PASSAGE GIVEN -

__________

We last heard from Australian artist Greg Barnett just a short while back, after we had the distinct pleasure of reviewing his 2020 release The Flat White Album. This year, Greg has released another project that seems to complete a set of musical bookends for his 20 years of creative endeavors. He’s revived and re-recorded his first ever release, album Not All It Seems, and has revisited these tracks with both increased experience and confidence.
HERE’S WHAT WE DUG MOST…
Opening with Fields and Sunny Skies, we dive headfirst into an album that is full of these deep, pensive moments that are rich with insight and reverence. This is gentle singer-songwriter music to its core, accentuating the warmth and textured nature of Greg’s voice in a most wonderful way; you can practically hear the experience he’s acquired in his tone alone. This is mirrored in the inclusion of the strings as well.
Singer-songwriter music that holds an expressive story at its center is often the most satisfying of its kind, and we find this early on in this project in Ferry To The Island. With a well-placed ship’s horn and delicate acoustic guitar lines moving the track along, Greg’s voice takes on just a hint of a weathered element to make his rendition of these perfectly descriptive lyrics from Cynthia Wardle absolutely believable, creating a fully immersive listening experience.
As we’ve come to expect from Greg’s work, moments of lyrical brilliance appear on a regular basis – and this is as true on his 2020 release as it is in these tracks written nearly two decades prior. Mad About It brings us an excellent example of this – a downtrodden number looking inward, asking hard questions and dancing somberly around the answers:
“Will things look brighter in the morning
What can I trust to still remain the same
I’d take an optimistic view but what damn good would it do
Is it bad luck or me to blame?“
Things brighten back up with Cappuccino Crowd, the quintessential coffeehouse song. Easygoing and light, this track leans strongly towards a classic folk execution (perhaps a bit of a John Prine lilt to the rhythmic structure here). We’re treated to another captivating story, fully enveloping us in the bubble of the café, letting the outside world fade away.
Another recurring element within Greg’s work tends to be riveting, unique metaphors for life and the world we live in. In Clay Shapes, we find another of these, this time comparing the work of a potter at the wheel to the trials and tribulations of child-rearing. It’s a highly successful and thought-provoking analogy, especially when one considers the elasticity of children combined with the delicate hand needed to guide someone into adulthood.

__________

EXERCISE REQUIREMENTS - Condense the paragraph of the album review beginning "Another recurring element" into a short bulleted list that keeps its main facts.

[Saved entries]
__________

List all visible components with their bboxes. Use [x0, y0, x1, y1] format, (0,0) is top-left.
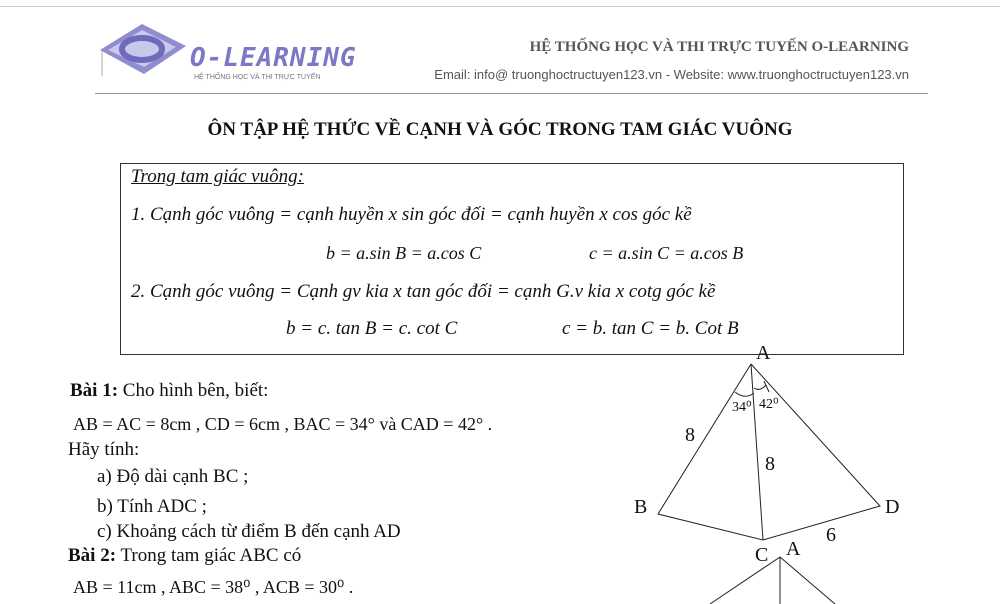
contact-info: Email: info@ truonghoctructuyen123.vn - Website: www.truonghoctructuyen123.vn: [434, 67, 909, 82]
label-B: B: [634, 496, 648, 518]
org-title: HỆ THỐNG HỌC VÀ THI TRỰC TUYẾN O-LEARNING: [529, 39, 909, 55]
formula-1a: b = a.sin B = a.cos C: [326, 243, 482, 263]
logo-text: O-LEARNING: [190, 43, 357, 73]
bai1-part-b: b) Tính ADC ;: [97, 496, 207, 517]
formula-2a: b = c. tan B = c. cot C: [286, 318, 458, 339]
bai1-part-a: a) Độ dài cạnh BC ;: [97, 466, 249, 487]
bai1-ask: Hãy tính:: [68, 439, 140, 460]
label-C: C: [755, 544, 769, 566]
bai2-given: AB = 11cm , ABC = 38⁰ , ACB = 30⁰ .: [73, 577, 354, 597]
label-A2: A: [786, 538, 801, 560]
label-ac: 8: [765, 453, 775, 475]
bai1-heading: Bài 1: Cho hình bên, biết:: [70, 380, 269, 401]
box-heading: Trong tam giác vuông:: [131, 166, 304, 187]
formula-1b: c = a.sin C = a.cos B: [589, 243, 744, 263]
logo-subtitle: HỆ THỐNG HỌC VÀ THI TRỰC TUYẾN: [194, 74, 321, 81]
label-A: A: [756, 342, 771, 364]
label-angle-bac: 34⁰: [732, 400, 752, 415]
formula-2b: c = b. tan C = b. Cot B: [562, 318, 739, 339]
bai1-given: AB = AC = 8cm , CD = 6cm , BAC = 34° và CAD = 42° .: [73, 414, 493, 434]
rule-1: 1. Cạnh góc vuông = cạnh huyền x sin góc đối = cạnh huyền x cos góc kề: [131, 204, 692, 225]
bai1-part-c: c) Khoảng cách từ điểm B đến cạnh AD: [97, 521, 401, 542]
label-D: D: [885, 496, 900, 518]
label-ab: 8: [685, 424, 695, 446]
page-title: ÔN TẬP HỆ THỨC VỀ CẠNH VÀ GÓC TRONG TAM GIÁC VUÔNG: [207, 119, 793, 140]
label-angle-cad: 42⁰: [759, 397, 779, 412]
label-cd: 6: [826, 524, 836, 546]
bai2-heading: Bài 2: Trong tam giác ABC có: [68, 545, 302, 566]
rule-2: 2. Cạnh góc vuông = Cạnh gv kia x tan góc đối = cạnh G.v kia x cotg góc kề: [131, 281, 716, 302]
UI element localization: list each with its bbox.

__________

RESPONSE -
- Greg's work often features riveting, unique metaphors for life and the world.
- Clay Shapes compares a potter at the wheel to the trials and tribulations of raising children.
- The analogy is highly successful and thought-provoking, given children's elasticity and the delicate hand needed to guide someone into adulthood.